=== Exercise data ===

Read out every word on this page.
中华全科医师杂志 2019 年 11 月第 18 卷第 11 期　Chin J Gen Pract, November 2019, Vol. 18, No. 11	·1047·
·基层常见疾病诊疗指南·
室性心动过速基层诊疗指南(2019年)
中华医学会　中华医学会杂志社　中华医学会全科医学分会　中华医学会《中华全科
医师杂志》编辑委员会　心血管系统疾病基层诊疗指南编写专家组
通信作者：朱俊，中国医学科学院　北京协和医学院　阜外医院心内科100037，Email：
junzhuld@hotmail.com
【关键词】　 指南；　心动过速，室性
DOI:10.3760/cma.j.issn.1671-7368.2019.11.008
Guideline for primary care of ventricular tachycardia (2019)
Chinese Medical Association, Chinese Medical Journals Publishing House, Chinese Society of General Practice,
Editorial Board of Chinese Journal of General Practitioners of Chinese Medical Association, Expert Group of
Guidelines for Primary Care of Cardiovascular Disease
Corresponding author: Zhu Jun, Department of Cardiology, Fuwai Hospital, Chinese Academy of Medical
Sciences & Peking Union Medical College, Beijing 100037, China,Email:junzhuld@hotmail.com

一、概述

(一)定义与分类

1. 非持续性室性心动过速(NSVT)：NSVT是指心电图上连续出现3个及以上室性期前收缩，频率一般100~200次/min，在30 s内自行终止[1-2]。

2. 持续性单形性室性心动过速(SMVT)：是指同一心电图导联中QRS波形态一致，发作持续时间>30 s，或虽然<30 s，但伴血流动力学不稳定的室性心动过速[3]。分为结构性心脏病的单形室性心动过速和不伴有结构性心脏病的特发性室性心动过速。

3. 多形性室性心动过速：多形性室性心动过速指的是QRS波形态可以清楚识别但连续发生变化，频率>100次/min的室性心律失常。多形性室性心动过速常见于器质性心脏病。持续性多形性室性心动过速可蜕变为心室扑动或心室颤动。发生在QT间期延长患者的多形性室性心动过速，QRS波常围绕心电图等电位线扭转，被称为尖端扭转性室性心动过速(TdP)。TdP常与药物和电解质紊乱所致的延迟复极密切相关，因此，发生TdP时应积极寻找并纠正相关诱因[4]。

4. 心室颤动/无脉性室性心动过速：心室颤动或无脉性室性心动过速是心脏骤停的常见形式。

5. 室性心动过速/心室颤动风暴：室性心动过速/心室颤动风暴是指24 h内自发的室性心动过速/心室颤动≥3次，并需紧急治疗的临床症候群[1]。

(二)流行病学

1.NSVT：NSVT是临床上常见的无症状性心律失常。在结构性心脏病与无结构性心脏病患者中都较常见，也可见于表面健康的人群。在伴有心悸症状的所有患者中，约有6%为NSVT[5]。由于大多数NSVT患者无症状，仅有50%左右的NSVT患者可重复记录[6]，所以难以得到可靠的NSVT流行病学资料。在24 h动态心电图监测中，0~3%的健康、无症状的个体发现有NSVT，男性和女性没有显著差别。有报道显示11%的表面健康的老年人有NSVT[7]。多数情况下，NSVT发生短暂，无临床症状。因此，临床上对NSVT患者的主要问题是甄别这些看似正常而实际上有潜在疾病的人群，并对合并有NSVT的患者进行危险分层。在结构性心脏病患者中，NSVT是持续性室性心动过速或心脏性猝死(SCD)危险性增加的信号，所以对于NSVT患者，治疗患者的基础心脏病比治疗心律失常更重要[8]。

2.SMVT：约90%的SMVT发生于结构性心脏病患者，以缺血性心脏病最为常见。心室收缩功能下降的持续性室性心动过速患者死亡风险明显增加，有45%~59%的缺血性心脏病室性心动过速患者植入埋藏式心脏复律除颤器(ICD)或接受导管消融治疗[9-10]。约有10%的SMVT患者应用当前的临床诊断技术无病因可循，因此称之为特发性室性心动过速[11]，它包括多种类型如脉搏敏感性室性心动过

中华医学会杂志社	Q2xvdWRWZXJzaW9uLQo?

===

◆ Short task ◆
Please repeat the material above, word for word and in full.

◆ Complete output ◆
Read out every word on this page.
中华全科医师杂志 2019 年 11 月第 18 卷第 11 期　Chin J Gen Pract, November 2019, Vol. 18, No. 11	·1047·
·基层常见疾病诊疗指南·
室性心动过速基层诊疗指南(2019年)
中华医学会　中华医学会杂志社　中华医学会全科医学分会　中华医学会《中华全科
医师杂志》编辑委员会　心血管系统疾病基层诊疗指南编写专家组
通信作者：朱俊，中国医学科学院　北京协和医学院　阜外医院心内科100037，Email：
junzhuld@hotmail.com
【关键词】　 指南；　心动过速，室性
DOI:10.3760/cma.j.issn.1671-7368.2019.11.008
Guideline for primary care of ventricular tachycardia (2019)
Chinese Medical Association, Chinese Medical Journals Publishing House, Chinese Society of General Practice,
Editorial Board of Chinese Journal of General Practitioners of Chinese Medical Association, Expert Group of
Guidelines for Primary Care of Cardiovascular Disease
Corresponding author: Zhu Jun, Department of Cardiology, Fuwai Hospital, Chinese Academy of Medical
Sciences & Peking Union Medical College, Beijing 100037, China,Email:junzhuld@hotmail.com

一、概述

(一)定义与分类

1. 非持续性室性心动过速(NSVT)：NSVT是指心电图上连续出现3个及以上室性期前收缩，频率一般100~200次/min，在30 s内自行终止[1-2]。

2. 持续性单形性室性心动过速(SMVT)：是指同一心电图导联中QRS波形态一致，发作持续时间>30 s，或虽然<30 s，但伴血流动力学不稳定的室性心动过速[3]。分为结构性心脏病的单形室性心动过速和不伴有结构性心脏病的特发性室性心动过速。

3. 多形性室性心动过速：多形性室性心动过速指的是QRS波形态可以清楚识别但连续发生变化，频率>100次/min的室性心律失常。多形性室性心动过速常见于器质性心脏病。持续性多形性室性心动过速可蜕变为心室扑动或心室颤动。发生在QT间期延长患者的多形性室性心动过速，QRS波常围绕心电图等电位线扭转，被称为尖端扭转性室性心动过速(TdP)。TdP常与药物和电解质紊乱所致的延迟复极密切相关，因此，发生TdP时应积极寻找并纠正相关诱因[4]。

4. 心室颤动/无脉性室性心动过速：心室颤动或无脉性室性心动过速是心脏骤停的常见形式。

5. 室性心动过速/心室颤动风暴：室性心动过速/心室颤动风暴是指24 h内自发的室性心动过速/心室颤动≥3次，并需紧急治疗的临床症候群[1]。

(二)流行病学

1.NSVT：NSVT是临床上常见的无症状性心律失常。在结构性心脏病与无结构性心脏病患者中都较常见，也可见于表面健康的人群。在伴有心悸症状的所有患者中，约有6%为NSVT[5]。由于大多数NSVT患者无症状，仅有50%左右的NSVT患者可重复记录[6]，所以难以得到可靠的NSVT流行病学资料。在24 h动态心电图监测中，0~3%的健康、无症状的个体发现有NSVT，男性和女性没有显著差别。有报道显示11%的表面健康的老年人有NSVT[7]。多数情况下，NSVT发生短暂，无临床症状。因此，临床上对NSVT患者的主要问题是甄别这些看似正常而实际上有潜在疾病的人群，并对合并有NSVT的患者进行危险分层。在结构性心脏病患者中，NSVT是持续性室性心动过速或心脏性猝死(SCD)危险性增加的信号，所以对于NSVT患者，治疗患者的基础心脏病比治疗心律失常更重要[8]。

2.SMVT：约90%的SMVT发生于结构性心脏病患者，以缺血性心脏病最为常见。心室收缩功能下降的持续性室性心动过速患者死亡风险明显增加，有45%~59%的缺血性心脏病室性心动过速患者植入埋藏式心脏复律除颤器(ICD)或接受导管消融治疗[9-10]。约有10%的SMVT患者应用当前的临床诊断技术无病因可循，因此称之为特发性室性心动过速[11]，它包括多种类型如脉搏敏感性室性心动过

中华医学会杂志社	Q2xvdWRWZXJzaW9uLQo?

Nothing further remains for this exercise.